» **Aim**
Transcribe the records in full, keeping every character as it is.

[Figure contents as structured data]
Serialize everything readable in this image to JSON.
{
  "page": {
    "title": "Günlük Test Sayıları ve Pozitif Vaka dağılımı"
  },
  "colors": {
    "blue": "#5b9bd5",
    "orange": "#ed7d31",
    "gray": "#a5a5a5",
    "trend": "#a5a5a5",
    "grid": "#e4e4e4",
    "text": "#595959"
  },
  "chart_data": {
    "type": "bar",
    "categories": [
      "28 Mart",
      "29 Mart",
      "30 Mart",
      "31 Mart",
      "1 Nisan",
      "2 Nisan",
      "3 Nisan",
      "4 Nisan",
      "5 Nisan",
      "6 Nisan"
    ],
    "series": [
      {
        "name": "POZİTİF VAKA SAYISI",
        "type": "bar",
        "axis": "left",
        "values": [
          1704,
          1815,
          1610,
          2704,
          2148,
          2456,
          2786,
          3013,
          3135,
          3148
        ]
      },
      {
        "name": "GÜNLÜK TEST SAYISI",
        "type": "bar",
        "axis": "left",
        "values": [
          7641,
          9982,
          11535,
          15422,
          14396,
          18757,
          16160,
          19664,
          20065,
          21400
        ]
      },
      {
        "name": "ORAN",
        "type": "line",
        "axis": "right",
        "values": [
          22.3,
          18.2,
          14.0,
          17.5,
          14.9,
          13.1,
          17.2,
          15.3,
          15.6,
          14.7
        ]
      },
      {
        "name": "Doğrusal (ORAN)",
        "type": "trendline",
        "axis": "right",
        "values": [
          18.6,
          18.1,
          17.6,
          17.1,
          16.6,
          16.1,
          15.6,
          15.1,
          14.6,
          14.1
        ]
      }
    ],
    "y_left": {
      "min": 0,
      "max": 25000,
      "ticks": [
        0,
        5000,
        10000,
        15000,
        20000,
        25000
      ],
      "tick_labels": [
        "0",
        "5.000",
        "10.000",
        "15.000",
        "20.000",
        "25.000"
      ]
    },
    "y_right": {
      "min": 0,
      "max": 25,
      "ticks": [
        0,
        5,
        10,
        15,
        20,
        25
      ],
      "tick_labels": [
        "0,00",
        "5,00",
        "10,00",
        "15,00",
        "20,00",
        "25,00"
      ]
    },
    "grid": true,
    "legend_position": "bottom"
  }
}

» **Reply to the task**
Serialize everything readable in this image to JSON.
{
  "page": {
    "title": "Günlük Test Sayıları ve Pozitif Vaka dağılımı"
  },
  "colors": {
    "blue": "#5b9bd5",
    "orange": "#ed7d31",
    "gray": "#a5a5a5",
    "trend": "#a5a5a5",
    "grid": "#e4e4e4",
    "text": "#595959"
  },
  "chart_data": {
    "type": "bar",
    "categories": [
      "28 Mart",
      "29 Mart",
      "30 Mart",
      "31 Mart",
      "1 Nisan",
      "2 Nisan",
      "3 Nisan",
      "4 Nisan",
      "5 Nisan",
      "6 Nisan"
    ],
    "series": [
      {
        "name": "POZİTİF VAKA SAYISI",
        "type": "bar",
        "axis": "left",
        "values": [
          1704,
          1815,
          1610,
          2704,
          2148,
          2456,
          2786,
          3013,
          3135,
          3148
        ]
      },
      {
        "name": "GÜNLÜK TEST SAYISI",
        "type": "bar",
        "axis": "left",
        "values": [
          7641,
          9982,
          11535,
          15422,
          14396,
          18757,
          16160,
          19664,
          20065,
          21400
        ]
      },
      {
        "name": "ORAN",
        "type": "line",
        "axis": "right",
        "values": [
          22.3,
          18.2,
          14.0,
          17.5,
          14.9,
          13.1,
          17.2,
          15.3,
          15.6,
          14.7
        ]
      },
      {
        "name": "Doğrusal (ORAN)",
        "type": "trendline",
        "axis": "right",
        "values": [
          18.6,
          18.1,
          17.6,
          17.1,
          16.6,
          16.1,
          15.6,
          15.1,
          14.6,
          14.1
        ]
      }
    ],
    "y_left": {
      "min": 0,
      "max": 25000,
      "ticks": [
        0,
        5000,
        10000,
        15000,
        20000,
        25000
      ],
      "tick_labels": [
        "0",
        "5.000",
        "10.000",
        "15.000",
        "20.000",
        "25.000"
      ]
    },
    "y_right": {
      "min": 0,
      "max": 25,
      "ticks": [
        0,
        5,
        10,
        15,
        20,
        25
      ],
      "tick_labels": [
        "0,00",
        "5,00",
        "10,00",
        "15,00",
        "20,00",
        "25,00"
      ]
    },
    "grid": true,
    "legend_position": "bottom"
  }
}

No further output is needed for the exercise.